[start of Data entries]

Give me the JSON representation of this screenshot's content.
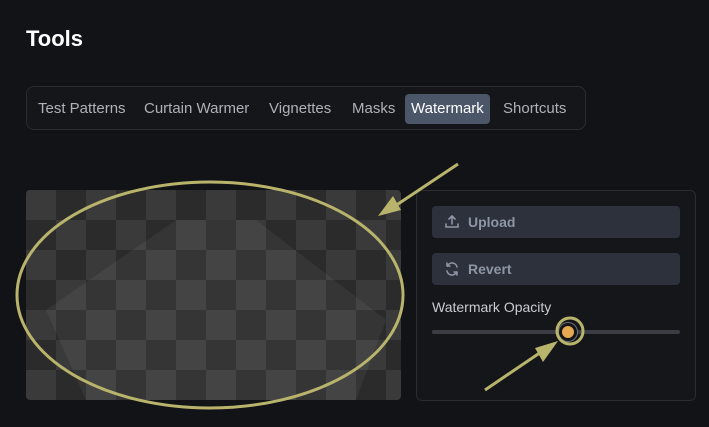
{
  "page": {
    "title": "Tools"
  },
  "tabs": [
    {
      "label": "Test Patterns",
      "active": false
    },
    {
      "label": "Curtain Warmer",
      "active": false
    },
    {
      "label": "Vignettes",
      "active": false
    },
    {
      "label": "Masks",
      "active": false
    },
    {
      "label": "Watermark",
      "active": true
    },
    {
      "label": "Shortcuts",
      "active": false
    }
  ],
  "panel": {
    "upload_label": "Upload",
    "upload_icon": "upload-icon",
    "revert_label": "Revert",
    "revert_icon": "refresh-icon",
    "opacity_label": "Watermark Opacity",
    "opacity_value": 0.55
  },
  "colors": {
    "background": "#121316",
    "active_tab": "#4c5669",
    "button": "#2c313c",
    "thumb": "#e6a951",
    "annotation": "#b9b46c"
  }
}
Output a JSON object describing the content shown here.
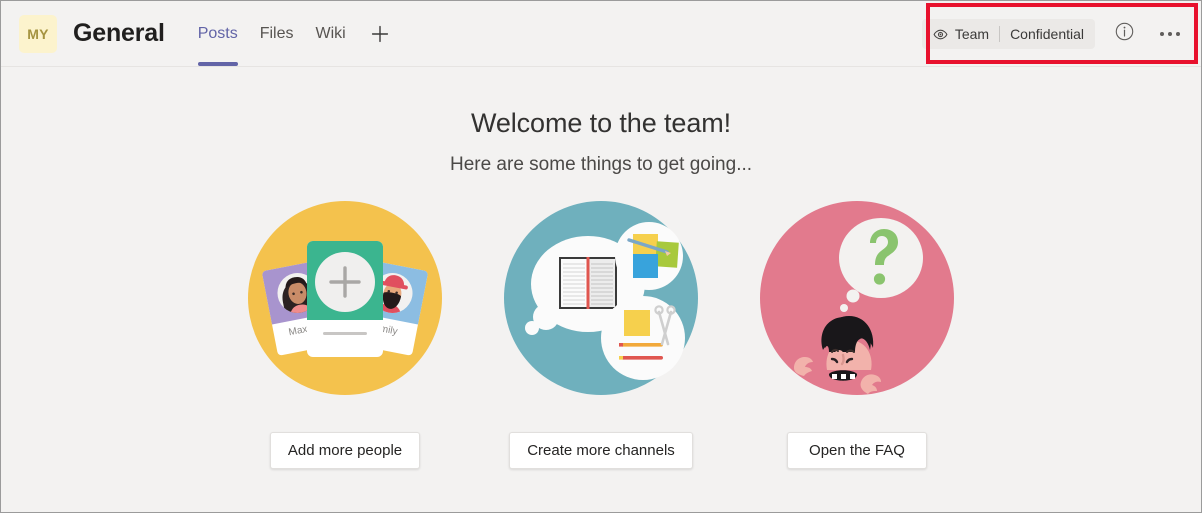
{
  "header": {
    "team_avatar_initials": "MY",
    "channel_name": "General",
    "tabs": [
      {
        "label": "Posts",
        "active": true
      },
      {
        "label": "Files",
        "active": false
      },
      {
        "label": "Wiki",
        "active": false
      }
    ],
    "add_tab_label": "+",
    "sensitivity": {
      "eye_icon": "eye-icon",
      "scope": "Team",
      "label": "Confidential"
    },
    "info_icon": "info-icon",
    "more_options_icon": "more-options-icon"
  },
  "annotation": {
    "color": "#e8112d"
  },
  "main": {
    "title": "Welcome to the team!",
    "subtitle": "Here are some things to get going...",
    "cards": [
      {
        "illustration": "people-cards-illustration",
        "circle_color": "#f4c24d",
        "names": {
          "left": "Maxine",
          "right": "ly"
        },
        "button_label": "Add more people"
      },
      {
        "illustration": "channels-notebook-illustration",
        "circle_color": "#6fb0bd",
        "button_label": "Create more channels"
      },
      {
        "illustration": "faq-question-illustration",
        "circle_color": "#e27a8d",
        "button_label": "Open the FAQ"
      }
    ]
  }
}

[end of Data entries]

In the records above, locate each line with the word "content". Copy all such lines.

Give me the JSON representation of this screenshot's content.
Output a JSON object describing the content shown here.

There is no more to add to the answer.